WHAT IS ASKED:
Retype all of the data exactly as given.

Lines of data
# # # #

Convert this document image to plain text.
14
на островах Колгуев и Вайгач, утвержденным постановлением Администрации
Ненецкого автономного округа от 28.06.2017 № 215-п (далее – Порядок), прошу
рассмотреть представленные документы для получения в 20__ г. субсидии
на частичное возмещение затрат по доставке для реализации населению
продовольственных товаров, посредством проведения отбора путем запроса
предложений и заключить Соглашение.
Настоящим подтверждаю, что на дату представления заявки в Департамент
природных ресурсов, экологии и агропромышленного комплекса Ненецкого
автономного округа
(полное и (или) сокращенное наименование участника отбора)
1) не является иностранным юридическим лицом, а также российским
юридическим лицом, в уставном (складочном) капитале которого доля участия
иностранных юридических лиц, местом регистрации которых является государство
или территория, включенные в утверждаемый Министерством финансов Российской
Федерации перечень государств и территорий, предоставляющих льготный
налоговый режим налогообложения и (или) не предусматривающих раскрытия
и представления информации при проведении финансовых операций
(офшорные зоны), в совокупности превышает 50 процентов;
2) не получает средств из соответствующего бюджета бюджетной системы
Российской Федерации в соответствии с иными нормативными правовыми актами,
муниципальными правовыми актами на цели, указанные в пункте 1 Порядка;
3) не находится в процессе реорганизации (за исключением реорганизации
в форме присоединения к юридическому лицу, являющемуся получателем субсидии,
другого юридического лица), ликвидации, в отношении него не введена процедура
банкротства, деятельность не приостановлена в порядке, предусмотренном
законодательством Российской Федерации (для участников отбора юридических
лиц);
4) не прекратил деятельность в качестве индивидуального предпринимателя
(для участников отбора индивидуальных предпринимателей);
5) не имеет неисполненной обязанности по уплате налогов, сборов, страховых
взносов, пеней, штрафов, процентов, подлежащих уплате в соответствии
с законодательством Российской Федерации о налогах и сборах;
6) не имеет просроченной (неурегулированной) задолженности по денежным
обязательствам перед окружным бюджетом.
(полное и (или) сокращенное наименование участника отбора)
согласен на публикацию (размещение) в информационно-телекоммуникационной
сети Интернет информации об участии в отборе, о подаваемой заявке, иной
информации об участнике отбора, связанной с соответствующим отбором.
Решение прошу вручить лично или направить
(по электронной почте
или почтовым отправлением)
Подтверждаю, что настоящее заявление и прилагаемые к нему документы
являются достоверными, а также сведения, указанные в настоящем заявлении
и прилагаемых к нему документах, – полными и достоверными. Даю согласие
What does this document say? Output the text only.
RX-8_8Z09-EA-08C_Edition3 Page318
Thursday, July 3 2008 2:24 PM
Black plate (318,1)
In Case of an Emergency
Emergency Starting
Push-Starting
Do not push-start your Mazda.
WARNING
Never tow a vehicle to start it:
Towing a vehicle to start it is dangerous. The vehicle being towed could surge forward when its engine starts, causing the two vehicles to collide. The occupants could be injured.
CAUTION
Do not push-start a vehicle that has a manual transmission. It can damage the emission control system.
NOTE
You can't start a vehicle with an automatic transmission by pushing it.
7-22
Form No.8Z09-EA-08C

# # # #

REPLY TO THE EXERCISE:
Convert this document image to plain text.
14
на островах Колгуев и Вайгач, утвержденным постановлением Администрации
Ненецкого автономного округа от 28.06.2017 № 215-п (далее – Порядок), прошу
рассмотреть представленные документы для получения в 20__ г. субсидии
на частичное возмещение затрат по доставке для реализации населению
продовольственных товаров, посредством проведения отбора путем запроса
предложений и заключить Соглашение.
Настоящим подтверждаю, что на дату представления заявки в Департамент
природных ресурсов, экологии и агропромышленного комплекса Ненецкого
автономного округа
(полное и (или) сокращенное наименование участника отбора)
1) не является иностранным юридическим лицом, а также российским
юридическим лицом, в уставном (складочном) капитале которого доля участия
иностранных юридических лиц, местом регистрации которых является государство
или территория, включенные в утверждаемый Министерством финансов Российской
Федерации перечень государств и территорий, предоставляющих льготный
налоговый режим налогообложения и (или) не предусматривающих раскрытия
и представления информации при проведении финансовых операций
(офшорные зоны), в совокупности превышает 50 процентов;
2) не получает средств из соответствующего бюджета бюджетной системы
Российской Федерации в соответствии с иными нормативными правовыми актами,
муниципальными правовыми актами на цели, указанные в пункте 1 Порядка;
3) не находится в процессе реорганизации (за исключением реорганизации
в форме присоединения к юридическому лицу, являющемуся получателем субсидии,
другого юридического лица), ликвидации, в отношении него не введена процедура
банкротства, деятельность не приостановлена в порядке, предусмотренном
законодательством Российской Федерации (для участников отбора юридических
лиц);
4) не прекратил деятельность в качестве индивидуального предпринимателя
(для участников отбора индивидуальных предпринимателей);
5) не имеет неисполненной обязанности по уплате налогов, сборов, страховых
взносов, пеней, штрафов, процентов, подлежащих уплате в соответствии
с законодательством Российской Федерации о налогах и сборах;
6) не имеет просроченной (неурегулированной) задолженности по денежным
обязательствам перед окружным бюджетом.
(полное и (или) сокращенное наименование участника отбора)
согласен на публикацию (размещение) в информационно-телекоммуникационной
сети Интернет информации об участии в отборе, о подаваемой заявке, иной
информации об участнике отбора, связанной с соответствующим отбором.
Решение прошу вручить лично или направить
(по электронной почте
или почтовым отправлением)
Подтверждаю, что настоящее заявление и прилагаемые к нему документы
являются достоверными, а также сведения, указанные в настоящем заявлении
и прилагаемых к нему документах, – полными и достоверными. Даю согласие
What does this document say? Output the text only.
RX-8_8Z09-EA-08C_Edition3 Page318
Thursday, July 3 2008 2:24 PM
Black plate (318,1)
In Case of an Emergency
Emergency Starting
Push-Starting
Do not push-start your Mazda.
WARNING
Never tow a vehicle to start it:
Towing a vehicle to start it is dangerous. The vehicle being towed could surge forward when its engine starts, causing the two vehicles to collide. The occupants could be injured.
CAUTION
Do not push-start a vehicle that has a manual transmission. It can damage the emission control system.
NOTE
You can't start a vehicle with an automatic transmission by pushing it.
7-22
Form No.8Z09-EA-08C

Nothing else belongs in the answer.